**WHAT YOU WILL DO**
Return each line of the data below verbatim; pictures are to be left out.

─── STORED ROWS

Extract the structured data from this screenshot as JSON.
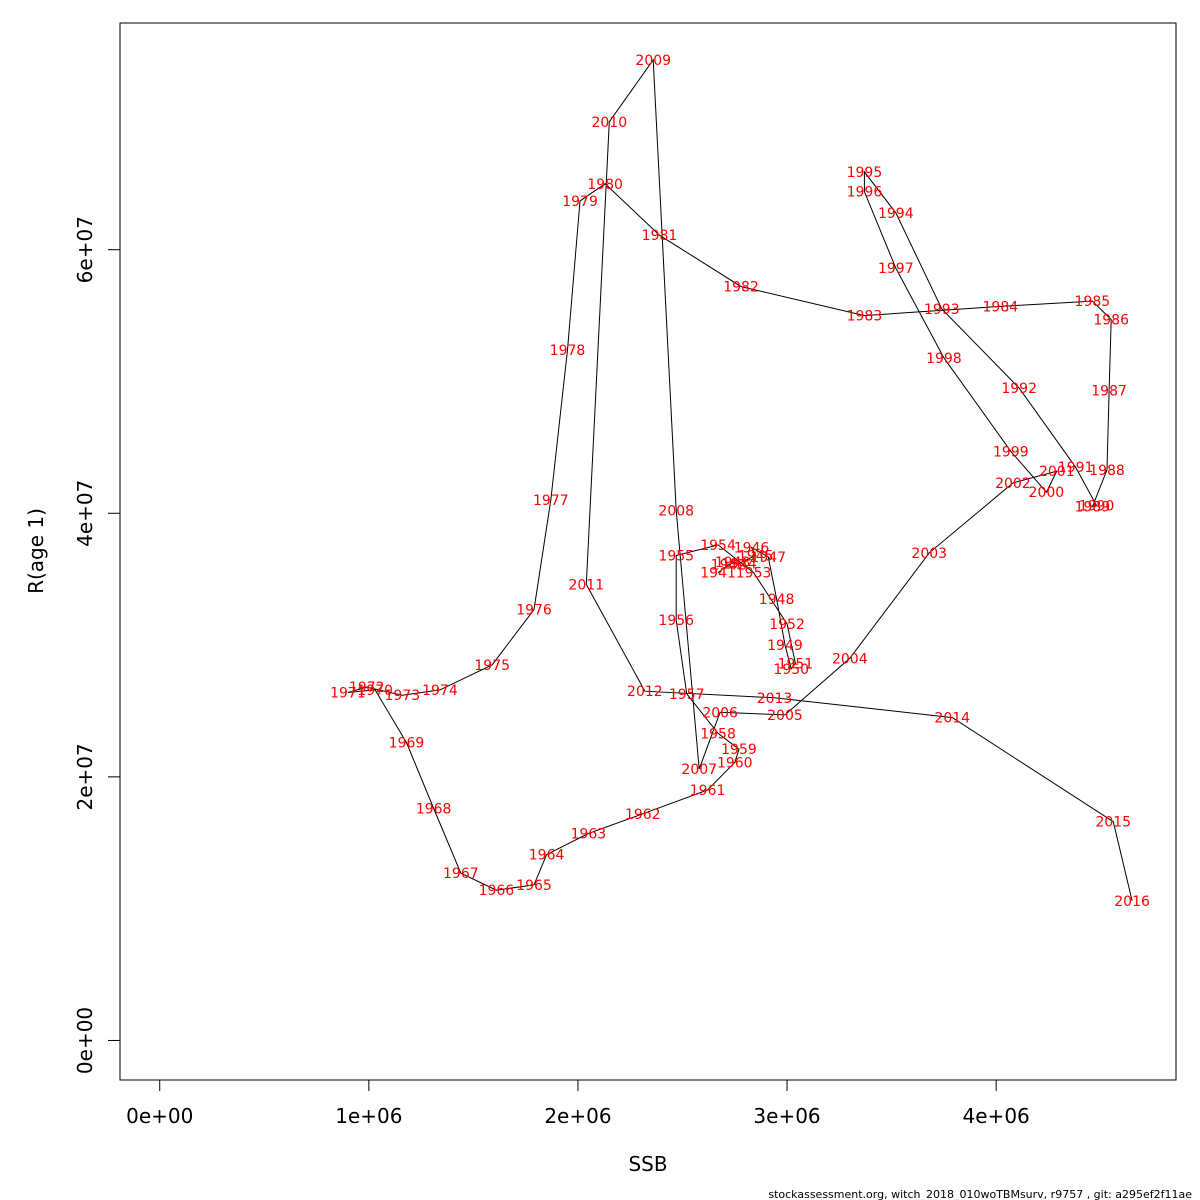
{
  "chart_data": {
    "type": "line",
    "xlabel": "SSB",
    "ylabel": "R(age 1)",
    "xlim": [
      -190000,
      4860000
    ],
    "ylim": [
      -3000000,
      77200000
    ],
    "x_ticks": [
      0,
      1000000,
      2000000,
      3000000,
      4000000
    ],
    "x_tick_labels": [
      "0e+00",
      "1e+06",
      "2e+06",
      "3e+06",
      "4e+06"
    ],
    "y_ticks": [
      0,
      20000000,
      40000000,
      60000000
    ],
    "y_tick_labels": [
      "0e+00",
      "2e+07",
      "4e+07",
      "6e+07"
    ],
    "line_color": "#000000",
    "label_color": "#ff0000",
    "points": [
      {
        "year": "1941",
        "ssb": 2670000,
        "rec": 35500000
      },
      {
        "year": "1942",
        "ssb": 2720000,
        "rec": 36100000
      },
      {
        "year": "1943",
        "ssb": 2740000,
        "rec": 36300000
      },
      {
        "year": "1944",
        "ssb": 2770000,
        "rec": 36200000
      },
      {
        "year": "1945",
        "ssb": 2850000,
        "rec": 36800000
      },
      {
        "year": "1946",
        "ssb": 2830000,
        "rec": 37400000
      },
      {
        "year": "1947",
        "ssb": 2910000,
        "rec": 36700000
      },
      {
        "year": "1948",
        "ssb": 2950000,
        "rec": 33500000
      },
      {
        "year": "1949",
        "ssb": 2990000,
        "rec": 30000000
      },
      {
        "year": "1950",
        "ssb": 3020000,
        "rec": 28200000
      },
      {
        "year": "1951",
        "ssb": 3040000,
        "rec": 28600000
      },
      {
        "year": "1952",
        "ssb": 3000000,
        "rec": 31600000
      },
      {
        "year": "1953",
        "ssb": 2840000,
        "rec": 35500000
      },
      {
        "year": "1954",
        "ssb": 2670000,
        "rec": 37600000
      },
      {
        "year": "1955",
        "ssb": 2470000,
        "rec": 36800000
      },
      {
        "year": "1956",
        "ssb": 2470000,
        "rec": 31900000
      },
      {
        "year": "1957",
        "ssb": 2520000,
        "rec": 26300000
      },
      {
        "year": "1958",
        "ssb": 2670000,
        "rec": 23300000
      },
      {
        "year": "1959",
        "ssb": 2770000,
        "rec": 22100000
      },
      {
        "year": "1960",
        "ssb": 2750000,
        "rec": 21100000
      },
      {
        "year": "1961",
        "ssb": 2620000,
        "rec": 19000000
      },
      {
        "year": "1962",
        "ssb": 2310000,
        "rec": 17200000
      },
      {
        "year": "1963",
        "ssb": 2050000,
        "rec": 15700000
      },
      {
        "year": "1964",
        "ssb": 1850000,
        "rec": 14100000
      },
      {
        "year": "1965",
        "ssb": 1790000,
        "rec": 11800000
      },
      {
        "year": "1966",
        "ssb": 1610000,
        "rec": 11400000
      },
      {
        "year": "1967",
        "ssb": 1440000,
        "rec": 12700000
      },
      {
        "year": "1968",
        "ssb": 1310000,
        "rec": 17600000
      },
      {
        "year": "1969",
        "ssb": 1180000,
        "rec": 22600000
      },
      {
        "year": "1970",
        "ssb": 1030000,
        "rec": 26600000
      },
      {
        "year": "1971",
        "ssb": 900000,
        "rec": 26400000
      },
      {
        "year": "1972",
        "ssb": 990000,
        "rec": 26800000
      },
      {
        "year": "1973",
        "ssb": 1160000,
        "rec": 26200000
      },
      {
        "year": "1974",
        "ssb": 1340000,
        "rec": 26600000
      },
      {
        "year": "1975",
        "ssb": 1590000,
        "rec": 28500000
      },
      {
        "year": "1976",
        "ssb": 1790000,
        "rec": 32700000
      },
      {
        "year": "1977",
        "ssb": 1870000,
        "rec": 41000000
      },
      {
        "year": "1978",
        "ssb": 1950000,
        "rec": 52400000
      },
      {
        "year": "1979",
        "ssb": 2010000,
        "rec": 63700000
      },
      {
        "year": "1980",
        "ssb": 2130000,
        "rec": 65000000
      },
      {
        "year": "1981",
        "ssb": 2390000,
        "rec": 61100000
      },
      {
        "year": "1982",
        "ssb": 2780000,
        "rec": 57200000
      },
      {
        "year": "1983",
        "ssb": 3370000,
        "rec": 55000000
      },
      {
        "year": "1984",
        "ssb": 4020000,
        "rec": 55700000
      },
      {
        "year": "1985",
        "ssb": 4460000,
        "rec": 56100000
      },
      {
        "year": "1986",
        "ssb": 4550000,
        "rec": 54700000
      },
      {
        "year": "1987",
        "ssb": 4540000,
        "rec": 49300000
      },
      {
        "year": "1988",
        "ssb": 4530000,
        "rec": 43300000
      },
      {
        "year": "1989",
        "ssb": 4460000,
        "rec": 40500000
      },
      {
        "year": "1990",
        "ssb": 4480000,
        "rec": 40600000
      },
      {
        "year": "1991",
        "ssb": 4380000,
        "rec": 43500000
      },
      {
        "year": "1992",
        "ssb": 4110000,
        "rec": 49500000
      },
      {
        "year": "1993",
        "ssb": 3740000,
        "rec": 55500000
      },
      {
        "year": "1994",
        "ssb": 3520000,
        "rec": 62800000
      },
      {
        "year": "1995",
        "ssb": 3370000,
        "rec": 65900000
      },
      {
        "year": "1996",
        "ssb": 3370000,
        "rec": 64400000
      },
      {
        "year": "1997",
        "ssb": 3520000,
        "rec": 58600000
      },
      {
        "year": "1998",
        "ssb": 3750000,
        "rec": 51800000
      },
      {
        "year": "1999",
        "ssb": 4070000,
        "rec": 44700000
      },
      {
        "year": "2000",
        "ssb": 4240000,
        "rec": 41600000
      },
      {
        "year": "2001",
        "ssb": 4290000,
        "rec": 43200000
      },
      {
        "year": "2002",
        "ssb": 4080000,
        "rec": 42300000
      },
      {
        "year": "2003",
        "ssb": 3680000,
        "rec": 37000000
      },
      {
        "year": "2004",
        "ssb": 3300000,
        "rec": 29000000
      },
      {
        "year": "2005",
        "ssb": 2990000,
        "rec": 24700000
      },
      {
        "year": "2006",
        "ssb": 2680000,
        "rec": 24900000
      },
      {
        "year": "2007",
        "ssb": 2580000,
        "rec": 20600000
      },
      {
        "year": "2008",
        "ssb": 2470000,
        "rec": 40200000
      },
      {
        "year": "2009",
        "ssb": 2360000,
        "rec": 74400000
      },
      {
        "year": "2010",
        "ssb": 2150000,
        "rec": 69700000
      },
      {
        "year": "2011",
        "ssb": 2040000,
        "rec": 34600000
      },
      {
        "year": "2012",
        "ssb": 2320000,
        "rec": 26500000
      },
      {
        "year": "2013",
        "ssb": 2940000,
        "rec": 26000000
      },
      {
        "year": "2014",
        "ssb": 3790000,
        "rec": 24500000
      },
      {
        "year": "2015",
        "ssb": 4560000,
        "rec": 16600000
      },
      {
        "year": "2016",
        "ssb": 4650000,
        "rec": 10600000
      }
    ]
  },
  "footer": {
    "text": "stockassessment.org, witch_2018_010woTBMsurv, r9757 , git: a295ef2f11ae"
  }
}
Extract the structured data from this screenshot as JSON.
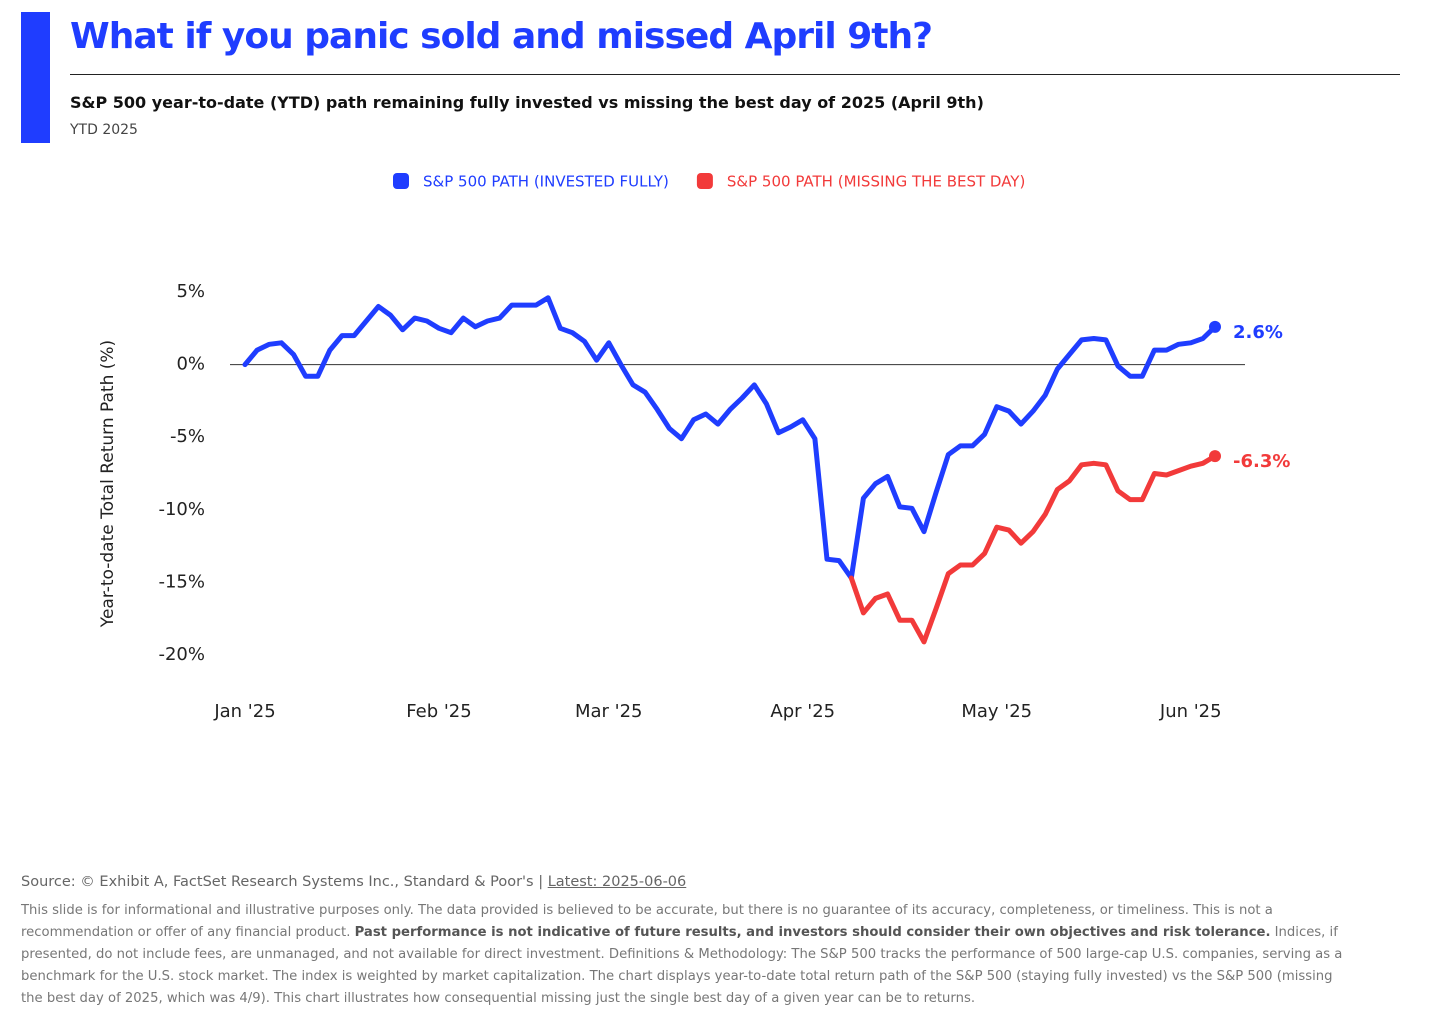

──────

**WRITTEN REPLY**
Extract the structured data from this screenshot as JSON.
{
  "chart_data": {
    "type": "line",
    "xlabel": "SSB",
    "ylabel": "R(age 1)",
    "xlim": [
      -190000,
      4860000
    ],
    "ylim": [
      -3000000,
      77200000
    ],
    "x_ticks": [
      0,
      1000000,
      2000000,
      3000000,
      4000000
    ],
    "x_tick_labels": [
      "0e+00",
      "1e+06",
      "2e+06",
      "3e+06",
      "4e+06"
    ],
    "y_ticks": [
      0,
      20000000,
      40000000,
      60000000
    ],
    "y_tick_labels": [
      "0e+00",
      "2e+07",
      "4e+07",
      "6e+07"
    ],
    "line_color": "#000000",
    "label_color": "#ff0000",
    "points": [
      {
        "year": "1941",
        "ssb": 2670000,
        "rec": 35500000
      },
      {
        "year": "1942",
        "ssb": 2720000,
        "rec": 36100000
      },
      {
        "year": "1943",
        "ssb": 2740000,
        "rec": 36300000
      },
      {
        "year": "1944",
        "ssb": 2770000,
        "rec": 36200000
      },
      {
        "year": "1945",
        "ssb": 2850000,
        "rec": 36800000
      },
      {
        "year": "1946",
        "ssb": 2830000,
        "rec": 37400000
      },
      {
        "year": "1947",
        "ssb": 2910000,
        "rec": 36700000
      },
      {
        "year": "1948",
        "ssb": 2950000,
        "rec": 33500000
      },
      {
        "year": "1949",
        "ssb": 2990000,
        "rec": 30000000
      },
      {
        "year": "1950",
        "ssb": 3020000,
        "rec": 28200000
      },
      {
        "year": "1951",
        "ssb": 3040000,
        "rec": 28600000
      },
      {
        "year": "1952",
        "ssb": 3000000,
        "rec": 31600000
      },
      {
        "year": "1953",
        "ssb": 2840000,
        "rec": 35500000
      },
      {
        "year": "1954",
        "ssb": 2670000,
        "rec": 37600000
      },
      {
        "year": "1955",
        "ssb": 2470000,
        "rec": 36800000
      },
      {
        "year": "1956",
        "ssb": 2470000,
        "rec": 31900000
      },
      {
        "year": "1957",
        "ssb": 2520000,
        "rec": 26300000
      },
      {
        "year": "1958",
        "ssb": 2670000,
        "rec": 23300000
      },
      {
        "year": "1959",
        "ssb": 2770000,
        "rec": 22100000
      },
      {
        "year": "1960",
        "ssb": 2750000,
        "rec": 21100000
      },
      {
        "year": "1961",
        "ssb": 2620000,
        "rec": 19000000
      },
      {
        "year": "1962",
        "ssb": 2310000,
        "rec": 17200000
      },
      {
        "year": "1963",
        "ssb": 2050000,
        "rec": 15700000
      },
      {
        "year": "1964",
        "ssb": 1850000,
        "rec": 14100000
      },
      {
        "year": "1965",
        "ssb": 1790000,
        "rec": 11800000
      },
      {
        "year": "1966",
        "ssb": 1610000,
        "rec": 11400000
      },
      {
        "year": "1967",
        "ssb": 1440000,
        "rec": 12700000
      },
      {
        "year": "1968",
        "ssb": 1310000,
        "rec": 17600000
      },
      {
        "year": "1969",
        "ssb": 1180000,
        "rec": 22600000
      },
      {
        "year": "1970",
        "ssb": 1030000,
        "rec": 26600000
      },
      {
        "year": "1971",
        "ssb": 900000,
        "rec": 26400000
      },
      {
        "year": "1972",
        "ssb": 990000,
        "rec": 26800000
      },
      {
        "year": "1973",
        "ssb": 1160000,
        "rec": 26200000
      },
      {
        "year": "1974",
        "ssb": 1340000,
        "rec": 26600000
      },
      {
        "year": "1975",
        "ssb": 1590000,
        "rec": 28500000
      },
      {
        "year": "1976",
        "ssb": 1790000,
        "rec": 32700000
      },
      {
        "year": "1977",
        "ssb": 1870000,
        "rec": 41000000
      },
      {
        "year": "1978",
        "ssb": 1950000,
        "rec": 52400000
      },
      {
        "year": "1979",
        "ssb": 2010000,
        "rec": 63700000
      },
      {
        "year": "1980",
        "ssb": 2130000,
        "rec": 65000000
      },
      {
        "year": "1981",
        "ssb": 2390000,
        "rec": 61100000
      },
      {
        "year": "1982",
        "ssb": 2780000,
        "rec": 57200000
      },
      {
        "year": "1983",
        "ssb": 3370000,
        "rec": 55000000
      },
      {
        "year": "1984",
        "ssb": 4020000,
        "rec": 55700000
      },
      {
        "year": "1985",
        "ssb": 4460000,
        "rec": 56100000
      },
      {
        "year": "1986",
        "ssb": 4550000,
        "rec": 54700000
      },
      {
        "year": "1987",
        "ssb": 4540000,
        "rec": 49300000
      },
      {
        "year": "1988",
        "ssb": 4530000,
        "rec": 43300000
      },
      {
        "year": "1989",
        "ssb": 4460000,
        "rec": 40500000
      },
      {
        "year": "1990",
        "ssb": 4480000,
        "rec": 40600000
      },
      {
        "year": "1991",
        "ssb": 4380000,
        "rec": 43500000
      },
      {
        "year": "1992",
        "ssb": 4110000,
        "rec": 49500000
      },
      {
        "year": "1993",
        "ssb": 3740000,
        "rec": 55500000
      },
      {
        "year": "1994",
        "ssb": 3520000,
        "rec": 62800000
      },
      {
        "year": "1995",
        "ssb": 3370000,
        "rec": 65900000
      },
      {
        "year": "1996",
        "ssb": 3370000,
        "rec": 64400000
      },
      {
        "year": "1997",
        "ssb": 3520000,
        "rec": 58600000
      },
      {
        "year": "1998",
        "ssb": 3750000,
        "rec": 51800000
      },
      {
        "year": "1999",
        "ssb": 4070000,
        "rec": 44700000
      },
      {
        "year": "2000",
        "ssb": 4240000,
        "rec": 41600000
      },
      {
        "year": "2001",
        "ssb": 4290000,
        "rec": 43200000
      },
      {
        "year": "2002",
        "ssb": 4080000,
        "rec": 42300000
      },
      {
        "year": "2003",
        "ssb": 3680000,
        "rec": 37000000
      },
      {
        "year": "2004",
        "ssb": 3300000,
        "rec": 29000000
      },
      {
        "year": "2005",
        "ssb": 2990000,
        "rec": 24700000
      },
      {
        "year": "2006",
        "ssb": 2680000,
        "rec": 24900000
      },
      {
        "year": "2007",
        "ssb": 2580000,
        "rec": 20600000
      },
      {
        "year": "2008",
        "ssb": 2470000,
        "rec": 40200000
      },
      {
        "year": "2009",
        "ssb": 2360000,
        "rec": 74400000
      },
      {
        "year": "2010",
        "ssb": 2150000,
        "rec": 69700000
      },
      {
        "year": "2011",
        "ssb": 2040000,
        "rec": 34600000
      },
      {
        "year": "2012",
        "ssb": 2320000,
        "rec": 26500000
      },
      {
        "year": "2013",
        "ssb": 2940000,
        "rec": 26000000
      },
      {
        "year": "2014",
        "ssb": 3790000,
        "rec": 24500000
      },
      {
        "year": "2015",
        "ssb": 4560000,
        "rec": 16600000
      },
      {
        "year": "2016",
        "ssb": 4650000,
        "rec": 10600000
      }
    ]
  },
  "footer": {
    "text": "stockassessment.org, witch_2018_010woTBMsurv, r9757 , git: a295ef2f11ae"
  }
}
Extract the structured data from this screenshot as JSON.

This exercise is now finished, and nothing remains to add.